Keep only the lines where "Monday" appears.

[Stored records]
++++

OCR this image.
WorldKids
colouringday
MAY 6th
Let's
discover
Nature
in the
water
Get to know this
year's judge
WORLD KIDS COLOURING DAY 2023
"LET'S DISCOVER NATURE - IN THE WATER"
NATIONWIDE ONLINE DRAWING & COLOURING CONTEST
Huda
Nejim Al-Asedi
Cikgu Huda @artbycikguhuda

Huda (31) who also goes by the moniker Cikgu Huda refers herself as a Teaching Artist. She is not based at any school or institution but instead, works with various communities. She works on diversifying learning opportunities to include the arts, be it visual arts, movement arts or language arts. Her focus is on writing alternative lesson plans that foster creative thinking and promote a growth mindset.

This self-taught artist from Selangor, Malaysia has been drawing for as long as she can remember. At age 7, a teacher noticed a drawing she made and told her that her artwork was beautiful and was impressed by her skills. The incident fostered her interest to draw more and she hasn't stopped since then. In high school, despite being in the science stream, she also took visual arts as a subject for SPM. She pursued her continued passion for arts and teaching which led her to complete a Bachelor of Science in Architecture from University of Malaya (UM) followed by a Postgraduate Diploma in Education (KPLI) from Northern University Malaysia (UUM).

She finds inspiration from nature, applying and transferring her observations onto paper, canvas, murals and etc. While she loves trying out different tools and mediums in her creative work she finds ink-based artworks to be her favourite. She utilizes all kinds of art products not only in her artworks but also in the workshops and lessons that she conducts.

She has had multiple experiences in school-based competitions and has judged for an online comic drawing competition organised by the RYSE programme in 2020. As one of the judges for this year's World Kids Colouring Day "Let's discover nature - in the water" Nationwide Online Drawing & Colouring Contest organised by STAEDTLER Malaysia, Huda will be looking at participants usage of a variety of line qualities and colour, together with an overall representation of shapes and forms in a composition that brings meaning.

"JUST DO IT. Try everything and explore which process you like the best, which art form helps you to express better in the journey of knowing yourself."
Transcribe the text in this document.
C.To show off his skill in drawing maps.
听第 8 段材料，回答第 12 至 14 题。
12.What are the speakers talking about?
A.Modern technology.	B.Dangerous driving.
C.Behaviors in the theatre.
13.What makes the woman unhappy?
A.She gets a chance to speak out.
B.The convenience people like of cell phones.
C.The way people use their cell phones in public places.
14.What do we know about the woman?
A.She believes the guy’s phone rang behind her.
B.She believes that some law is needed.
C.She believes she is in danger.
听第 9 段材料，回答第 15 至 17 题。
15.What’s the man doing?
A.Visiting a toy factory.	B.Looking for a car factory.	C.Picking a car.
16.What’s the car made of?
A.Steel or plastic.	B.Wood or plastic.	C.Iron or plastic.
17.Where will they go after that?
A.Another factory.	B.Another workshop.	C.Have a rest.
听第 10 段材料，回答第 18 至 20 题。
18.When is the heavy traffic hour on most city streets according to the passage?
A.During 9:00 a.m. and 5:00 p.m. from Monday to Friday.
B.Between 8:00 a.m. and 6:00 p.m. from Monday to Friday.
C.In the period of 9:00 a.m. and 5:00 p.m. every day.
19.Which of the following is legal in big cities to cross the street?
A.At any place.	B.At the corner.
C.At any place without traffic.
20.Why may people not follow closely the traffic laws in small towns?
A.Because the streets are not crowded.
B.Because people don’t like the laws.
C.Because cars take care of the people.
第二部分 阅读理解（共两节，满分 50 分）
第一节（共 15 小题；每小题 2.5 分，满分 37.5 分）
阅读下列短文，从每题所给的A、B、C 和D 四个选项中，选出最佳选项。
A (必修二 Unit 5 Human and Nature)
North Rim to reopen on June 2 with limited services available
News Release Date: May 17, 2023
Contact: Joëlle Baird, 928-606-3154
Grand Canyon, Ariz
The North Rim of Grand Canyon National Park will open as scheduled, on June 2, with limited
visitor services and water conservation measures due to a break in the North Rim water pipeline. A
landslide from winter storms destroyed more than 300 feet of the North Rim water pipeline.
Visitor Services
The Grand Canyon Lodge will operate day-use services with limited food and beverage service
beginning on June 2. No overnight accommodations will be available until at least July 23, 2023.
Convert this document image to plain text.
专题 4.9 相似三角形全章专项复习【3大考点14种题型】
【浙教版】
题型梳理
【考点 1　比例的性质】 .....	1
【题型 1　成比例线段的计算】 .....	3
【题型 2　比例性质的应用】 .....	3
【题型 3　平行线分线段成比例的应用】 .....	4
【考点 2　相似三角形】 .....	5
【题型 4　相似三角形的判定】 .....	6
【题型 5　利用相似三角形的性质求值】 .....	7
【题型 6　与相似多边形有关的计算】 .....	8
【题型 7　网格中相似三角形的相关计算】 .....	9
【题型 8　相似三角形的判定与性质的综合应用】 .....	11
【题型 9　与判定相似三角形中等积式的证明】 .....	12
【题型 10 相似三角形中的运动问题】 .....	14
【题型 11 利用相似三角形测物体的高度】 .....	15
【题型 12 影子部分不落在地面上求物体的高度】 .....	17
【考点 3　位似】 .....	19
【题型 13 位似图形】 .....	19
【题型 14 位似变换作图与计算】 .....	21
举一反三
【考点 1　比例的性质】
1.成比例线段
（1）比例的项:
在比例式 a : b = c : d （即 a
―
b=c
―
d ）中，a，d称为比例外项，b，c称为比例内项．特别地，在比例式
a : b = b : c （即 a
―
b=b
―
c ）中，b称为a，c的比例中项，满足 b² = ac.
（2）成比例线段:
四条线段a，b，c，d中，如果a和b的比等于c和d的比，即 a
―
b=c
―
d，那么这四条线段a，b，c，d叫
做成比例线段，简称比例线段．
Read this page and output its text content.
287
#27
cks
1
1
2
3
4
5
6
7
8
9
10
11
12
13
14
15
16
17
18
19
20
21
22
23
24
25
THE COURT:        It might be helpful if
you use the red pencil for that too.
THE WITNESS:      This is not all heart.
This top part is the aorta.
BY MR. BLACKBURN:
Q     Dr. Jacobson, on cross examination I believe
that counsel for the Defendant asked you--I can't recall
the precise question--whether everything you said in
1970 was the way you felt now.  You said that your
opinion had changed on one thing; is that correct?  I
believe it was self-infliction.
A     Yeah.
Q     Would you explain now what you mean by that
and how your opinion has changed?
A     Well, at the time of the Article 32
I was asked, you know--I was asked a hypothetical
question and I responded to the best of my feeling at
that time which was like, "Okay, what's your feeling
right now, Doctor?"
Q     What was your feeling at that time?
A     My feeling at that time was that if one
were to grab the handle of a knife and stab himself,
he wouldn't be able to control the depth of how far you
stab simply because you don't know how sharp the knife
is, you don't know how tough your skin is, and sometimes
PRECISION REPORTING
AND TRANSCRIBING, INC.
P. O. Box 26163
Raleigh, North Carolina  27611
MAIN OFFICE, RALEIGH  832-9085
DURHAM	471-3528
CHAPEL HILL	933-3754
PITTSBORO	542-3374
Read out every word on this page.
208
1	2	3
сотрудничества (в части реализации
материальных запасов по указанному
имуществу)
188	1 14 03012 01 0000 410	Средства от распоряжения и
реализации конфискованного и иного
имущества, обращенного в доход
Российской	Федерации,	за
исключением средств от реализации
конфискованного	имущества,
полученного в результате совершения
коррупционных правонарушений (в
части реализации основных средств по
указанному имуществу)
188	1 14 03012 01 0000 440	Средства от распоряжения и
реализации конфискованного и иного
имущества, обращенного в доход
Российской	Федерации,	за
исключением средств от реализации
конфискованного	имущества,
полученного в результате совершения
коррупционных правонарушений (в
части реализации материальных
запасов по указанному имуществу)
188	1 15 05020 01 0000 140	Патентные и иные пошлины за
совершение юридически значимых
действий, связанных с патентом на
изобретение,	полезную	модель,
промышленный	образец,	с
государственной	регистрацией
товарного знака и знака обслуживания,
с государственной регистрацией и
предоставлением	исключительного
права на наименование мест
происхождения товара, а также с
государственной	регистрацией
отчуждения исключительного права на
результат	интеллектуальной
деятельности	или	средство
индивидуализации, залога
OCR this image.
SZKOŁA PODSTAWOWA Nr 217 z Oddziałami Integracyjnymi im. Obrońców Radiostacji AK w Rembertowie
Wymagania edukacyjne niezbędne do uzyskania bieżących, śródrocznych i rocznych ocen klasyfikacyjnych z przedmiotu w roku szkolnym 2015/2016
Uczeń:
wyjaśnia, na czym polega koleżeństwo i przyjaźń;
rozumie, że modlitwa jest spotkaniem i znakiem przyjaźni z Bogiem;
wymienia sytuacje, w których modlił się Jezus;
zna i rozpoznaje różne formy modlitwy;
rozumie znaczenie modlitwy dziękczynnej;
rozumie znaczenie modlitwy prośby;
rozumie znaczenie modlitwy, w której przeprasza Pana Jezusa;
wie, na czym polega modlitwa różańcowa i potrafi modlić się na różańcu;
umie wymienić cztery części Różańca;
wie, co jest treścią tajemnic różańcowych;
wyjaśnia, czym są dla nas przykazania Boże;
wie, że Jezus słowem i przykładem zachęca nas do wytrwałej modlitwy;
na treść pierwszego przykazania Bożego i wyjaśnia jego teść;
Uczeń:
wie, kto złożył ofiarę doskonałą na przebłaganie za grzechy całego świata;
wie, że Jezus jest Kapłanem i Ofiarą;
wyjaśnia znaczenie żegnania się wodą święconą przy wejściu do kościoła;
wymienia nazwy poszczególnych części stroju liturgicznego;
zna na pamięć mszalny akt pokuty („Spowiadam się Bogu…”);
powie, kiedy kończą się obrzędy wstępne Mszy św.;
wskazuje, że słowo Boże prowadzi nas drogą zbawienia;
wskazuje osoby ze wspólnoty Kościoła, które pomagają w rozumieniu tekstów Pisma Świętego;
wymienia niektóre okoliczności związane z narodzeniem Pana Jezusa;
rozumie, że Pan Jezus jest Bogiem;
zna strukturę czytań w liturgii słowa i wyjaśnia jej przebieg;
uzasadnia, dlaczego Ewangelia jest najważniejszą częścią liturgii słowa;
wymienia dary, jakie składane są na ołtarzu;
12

++++

**RESULT OF THIS EXERCISE**
A.During 9:00 a.m. and 5:00 p.m. from Monday to Friday.
B.Between 8:00 a.m. and 6:00 p.m. from Monday to Friday.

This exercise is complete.